Data excerpts
>> start
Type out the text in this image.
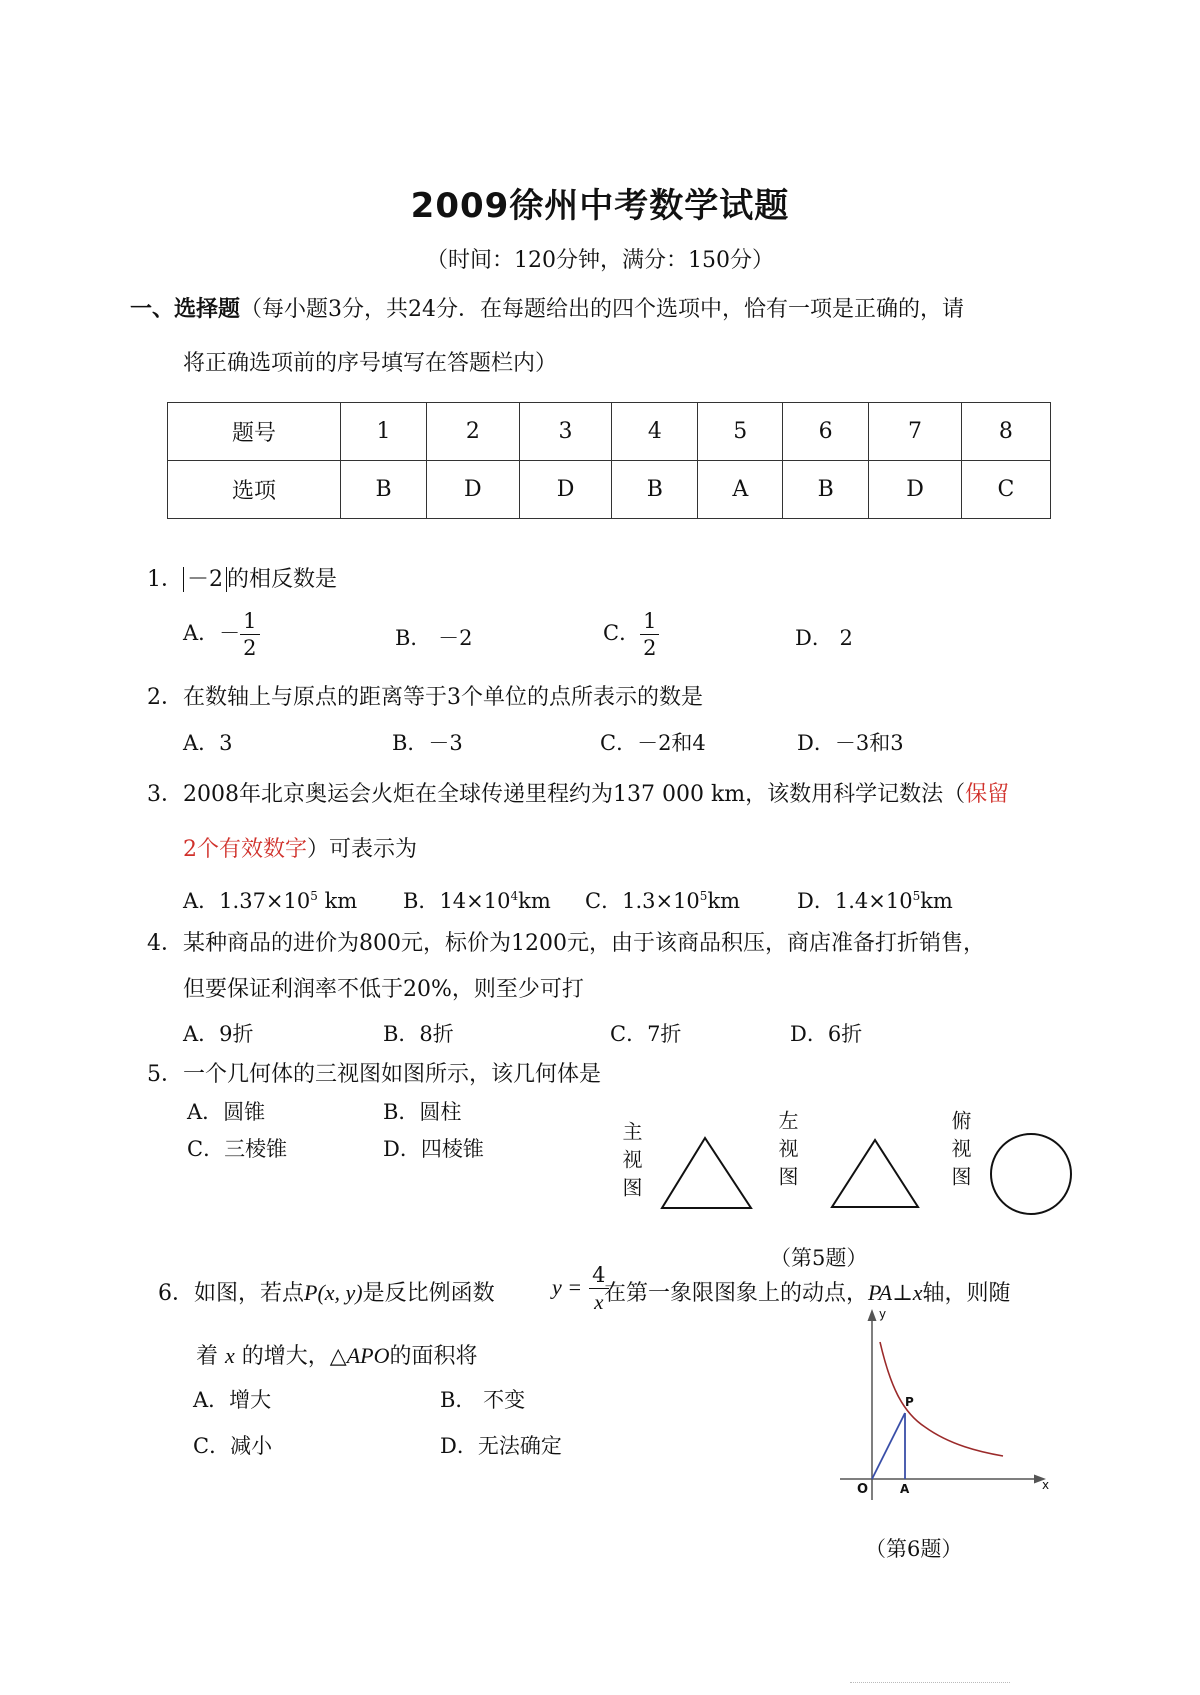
2009徐州中考数学试题
（时间：120分钟，满分：150分）
一、选择题（每小题3分，共24分．在每题给出的四个选项中，恰有一项是正确的，请
将正确选项前的序号填写在答题栏内）
题号	1	2	3	4	5	6	7	8
选项	B	D	D	B	A	B	D	C
1． －2 的相反数是
A．－ $\frac{1}{2}$	B． －2	C． $\frac{1}{2}$	D． 2
2．在数轴上与原点的距离等于3个单位的点所表示的数是
A．3	B．－3	C．－2和4	D．－3和3
3．2008年北京奥运会火炬在全球传递里程约为137 000 km，该数用科学记数法（保留
2个有效数字）可表示为
A．$1.37\times 10^5$ km B．$14\times 10^4km$ C．$1.3\times 10^5km$	D．$1.4\times 10^5km$
4．某种商品的进价为800元，标价为1200元，由于该商品积压，商店准备打折销售，
但要保证利润率不低于20%，则至少可打
A．9折	B．8折	C．7折	D．6折
5．一个几何体的三视图如图所示，该几何体是
A．圆锥	B．圆柱
C．三棱锥	D．四棱锥	主视图	左视图	俯视图
（第5题）
6．如图，若点P(x, y)是反比例函数	$y = \frac{4}{x}$
在第一象限图象上的动点，PA⊥x轴，则随
着 x 的增大，△APO的面积将
A．增大	B． 不变
C．减小	D．无法确定
y
x
O
P
A
（第6题）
>> end
--- Written request ---
All of the lines above should be printed exactly, minus the pictures.

--- Response below ---
Type out the text in this image.
2009徐州中考数学试题
（时间：120分钟，满分：150分）
一、选择题（每小题3分，共24分．在每题给出的四个选项中，恰有一项是正确的，请
将正确选项前的序号填写在答题栏内）
题号	1	2	3	4	5	6	7	8
选项	B	D	D	B	A	B	D	C
1． －2 的相反数是
A．－ $\frac{1}{2}$	B． －2	C． $\frac{1}{2}$	D． 2
2．在数轴上与原点的距离等于3个单位的点所表示的数是
A．3	B．－3	C．－2和4	D．－3和3
3．2008年北京奥运会火炬在全球传递里程约为137 000 km，该数用科学记数法（保留
2个有效数字）可表示为
A．$1.37\times 10^5$ km B．$14\times 10^4km$ C．$1.3\times 10^5km$	D．$1.4\times 10^5km$
4．某种商品的进价为800元，标价为1200元，由于该商品积压，商店准备打折销售，
但要保证利润率不低于20%，则至少可打
A．9折	B．8折	C．7折	D．6折
5．一个几何体的三视图如图所示，该几何体是
A．圆锥	B．圆柱
C．三棱锥	D．四棱锥	主视图	左视图	俯视图
（第5题）
6．如图，若点P(x, y)是反比例函数	$y = \frac{4}{x}$
在第一象限图象上的动点，PA⊥x轴，则随
着 x 的增大，△APO的面积将
A．增大	B． 不变
C．减小	D．无法确定
y
x
O
P
A
（第6题）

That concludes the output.